- _Set task_:
Could you copy out, character for character, the material from the line with "legend-label-growth: Темп приросту, %" to the line with "y-right-tick-label: 20% —"?

- _Records to process_:
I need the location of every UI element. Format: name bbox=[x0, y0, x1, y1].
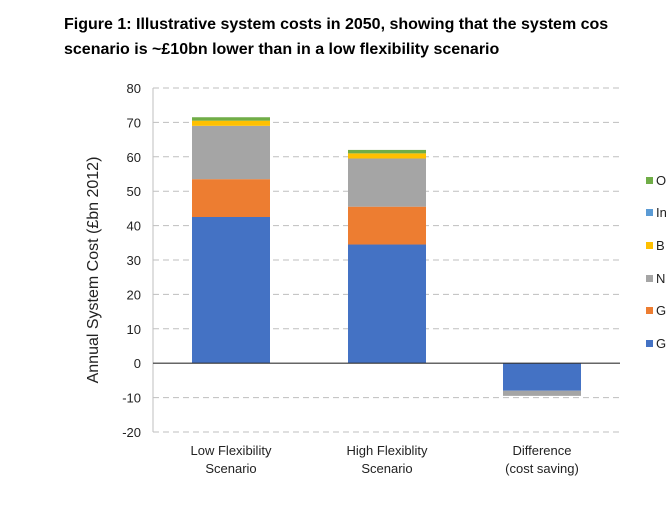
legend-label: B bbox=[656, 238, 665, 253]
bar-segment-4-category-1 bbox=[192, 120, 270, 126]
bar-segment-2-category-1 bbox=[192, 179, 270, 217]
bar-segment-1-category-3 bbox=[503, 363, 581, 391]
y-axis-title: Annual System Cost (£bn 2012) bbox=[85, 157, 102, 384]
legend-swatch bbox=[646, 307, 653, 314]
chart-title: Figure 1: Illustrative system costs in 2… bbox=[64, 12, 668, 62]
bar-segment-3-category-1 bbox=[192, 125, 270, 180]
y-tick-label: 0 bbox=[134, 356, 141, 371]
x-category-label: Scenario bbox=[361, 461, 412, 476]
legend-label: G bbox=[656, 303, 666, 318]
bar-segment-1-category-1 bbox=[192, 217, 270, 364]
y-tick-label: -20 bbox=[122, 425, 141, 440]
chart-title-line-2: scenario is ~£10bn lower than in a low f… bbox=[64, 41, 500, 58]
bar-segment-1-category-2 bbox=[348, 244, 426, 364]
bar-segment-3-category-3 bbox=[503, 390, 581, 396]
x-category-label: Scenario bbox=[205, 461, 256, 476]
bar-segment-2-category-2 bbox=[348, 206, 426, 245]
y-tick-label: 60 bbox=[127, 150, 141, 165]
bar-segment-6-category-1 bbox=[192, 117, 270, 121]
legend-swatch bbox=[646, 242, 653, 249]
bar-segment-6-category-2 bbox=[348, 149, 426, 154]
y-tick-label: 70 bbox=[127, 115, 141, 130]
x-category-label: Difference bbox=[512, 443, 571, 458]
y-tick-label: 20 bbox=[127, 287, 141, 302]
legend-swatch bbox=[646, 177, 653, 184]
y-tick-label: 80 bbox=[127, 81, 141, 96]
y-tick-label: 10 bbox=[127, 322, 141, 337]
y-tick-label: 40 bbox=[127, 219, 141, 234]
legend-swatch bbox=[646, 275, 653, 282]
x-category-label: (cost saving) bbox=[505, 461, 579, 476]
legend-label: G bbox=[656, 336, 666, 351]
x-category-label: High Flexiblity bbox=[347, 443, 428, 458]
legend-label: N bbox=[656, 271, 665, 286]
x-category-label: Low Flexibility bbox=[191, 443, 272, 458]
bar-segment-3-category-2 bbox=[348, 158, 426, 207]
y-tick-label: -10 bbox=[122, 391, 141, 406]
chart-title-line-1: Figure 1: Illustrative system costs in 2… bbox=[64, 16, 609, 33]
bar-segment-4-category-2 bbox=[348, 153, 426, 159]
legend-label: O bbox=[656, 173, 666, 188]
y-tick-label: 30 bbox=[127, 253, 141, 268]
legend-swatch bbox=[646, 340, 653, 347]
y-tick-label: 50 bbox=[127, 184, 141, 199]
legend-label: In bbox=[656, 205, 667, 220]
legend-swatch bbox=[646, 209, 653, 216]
...
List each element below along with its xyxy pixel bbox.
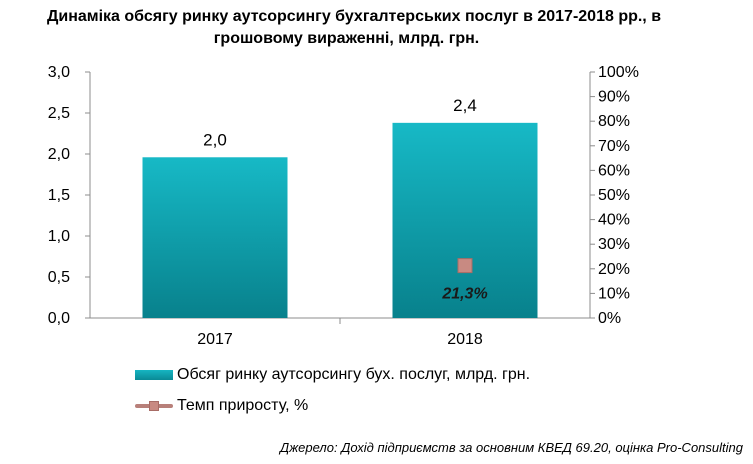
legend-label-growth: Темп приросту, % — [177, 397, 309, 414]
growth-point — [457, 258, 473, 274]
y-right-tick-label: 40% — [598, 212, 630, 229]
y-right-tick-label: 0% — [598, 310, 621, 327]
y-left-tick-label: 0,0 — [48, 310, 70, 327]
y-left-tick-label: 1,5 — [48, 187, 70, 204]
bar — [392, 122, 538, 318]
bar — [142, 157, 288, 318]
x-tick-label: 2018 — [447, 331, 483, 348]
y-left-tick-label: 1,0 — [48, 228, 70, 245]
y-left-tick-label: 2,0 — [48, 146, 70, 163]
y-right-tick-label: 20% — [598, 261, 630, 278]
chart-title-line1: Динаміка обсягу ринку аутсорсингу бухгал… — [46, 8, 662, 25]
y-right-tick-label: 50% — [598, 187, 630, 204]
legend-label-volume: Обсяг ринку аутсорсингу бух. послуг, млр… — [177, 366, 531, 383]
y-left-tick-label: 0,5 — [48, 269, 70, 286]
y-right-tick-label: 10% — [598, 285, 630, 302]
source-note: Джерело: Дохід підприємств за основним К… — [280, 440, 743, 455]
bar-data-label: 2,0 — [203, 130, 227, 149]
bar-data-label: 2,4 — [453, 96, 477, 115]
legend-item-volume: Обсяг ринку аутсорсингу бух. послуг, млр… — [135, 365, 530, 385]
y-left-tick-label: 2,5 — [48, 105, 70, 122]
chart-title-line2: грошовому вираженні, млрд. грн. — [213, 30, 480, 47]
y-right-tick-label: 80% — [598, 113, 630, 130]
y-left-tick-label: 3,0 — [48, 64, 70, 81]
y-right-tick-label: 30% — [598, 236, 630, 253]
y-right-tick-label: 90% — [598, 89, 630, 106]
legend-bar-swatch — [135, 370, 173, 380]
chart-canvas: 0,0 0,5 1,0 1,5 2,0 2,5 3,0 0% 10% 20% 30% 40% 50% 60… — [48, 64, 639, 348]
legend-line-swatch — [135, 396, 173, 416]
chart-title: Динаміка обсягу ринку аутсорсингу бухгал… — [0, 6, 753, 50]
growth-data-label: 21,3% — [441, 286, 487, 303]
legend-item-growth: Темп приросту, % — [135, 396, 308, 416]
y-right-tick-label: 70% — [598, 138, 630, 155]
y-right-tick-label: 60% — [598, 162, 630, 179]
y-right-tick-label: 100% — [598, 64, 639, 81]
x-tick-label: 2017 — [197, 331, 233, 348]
---
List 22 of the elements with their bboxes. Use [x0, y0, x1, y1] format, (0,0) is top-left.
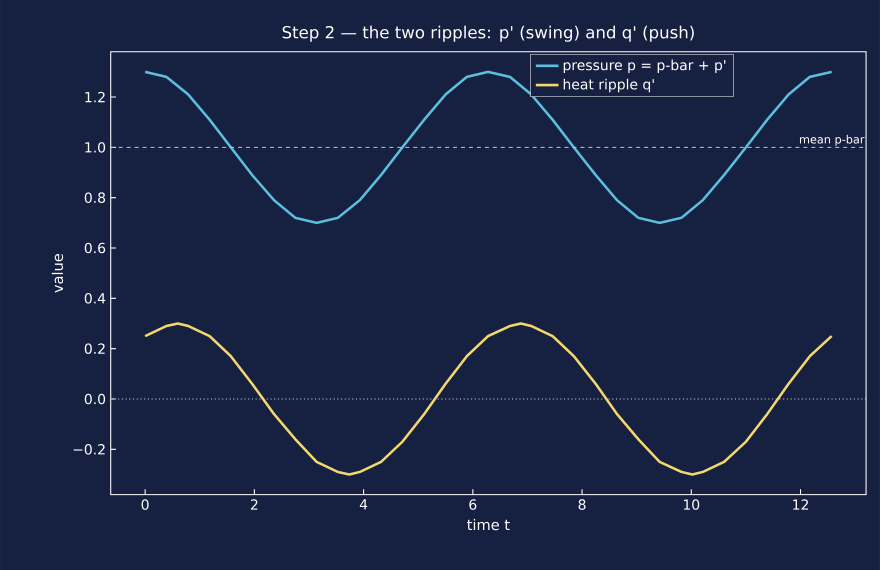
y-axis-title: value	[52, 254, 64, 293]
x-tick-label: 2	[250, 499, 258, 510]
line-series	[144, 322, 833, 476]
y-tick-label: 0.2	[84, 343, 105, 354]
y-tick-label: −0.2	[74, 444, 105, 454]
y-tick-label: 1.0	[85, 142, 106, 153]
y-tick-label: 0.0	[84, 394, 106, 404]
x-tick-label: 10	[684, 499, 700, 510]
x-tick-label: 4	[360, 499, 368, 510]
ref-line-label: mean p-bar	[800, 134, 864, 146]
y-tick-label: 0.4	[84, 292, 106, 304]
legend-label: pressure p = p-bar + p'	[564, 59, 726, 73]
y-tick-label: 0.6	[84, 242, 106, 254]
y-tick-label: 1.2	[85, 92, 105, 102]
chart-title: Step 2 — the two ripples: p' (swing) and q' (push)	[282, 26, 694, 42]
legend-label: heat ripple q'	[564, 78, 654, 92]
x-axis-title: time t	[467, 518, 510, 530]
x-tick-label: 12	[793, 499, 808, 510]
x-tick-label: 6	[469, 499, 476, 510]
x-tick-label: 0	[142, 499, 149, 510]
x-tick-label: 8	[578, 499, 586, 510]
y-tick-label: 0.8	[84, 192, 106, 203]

- _Result below_:
legend-label-growth: Темп приросту, % — [177, 397, 309, 414]
growth-point — [457, 258, 473, 274]
y-right-tick-label: 40% — [598, 212, 630, 229]
y-right-tick-label: 0% — [598, 310, 621, 327]
y-left-tick-label: 0,0 — [48, 310, 70, 327]
y-left-tick-label: 1,5 — [48, 187, 70, 204]
bar — [392, 122, 538, 318]
bar — [142, 157, 288, 318]
x-tick-label: 2018 — [447, 331, 483, 348]
y-left-tick-label: 1,0 — [48, 228, 70, 245]
y-left-tick-label: 2,0 — [48, 146, 70, 163]
y-right-tick-label: 20% — [598, 261, 630, 278]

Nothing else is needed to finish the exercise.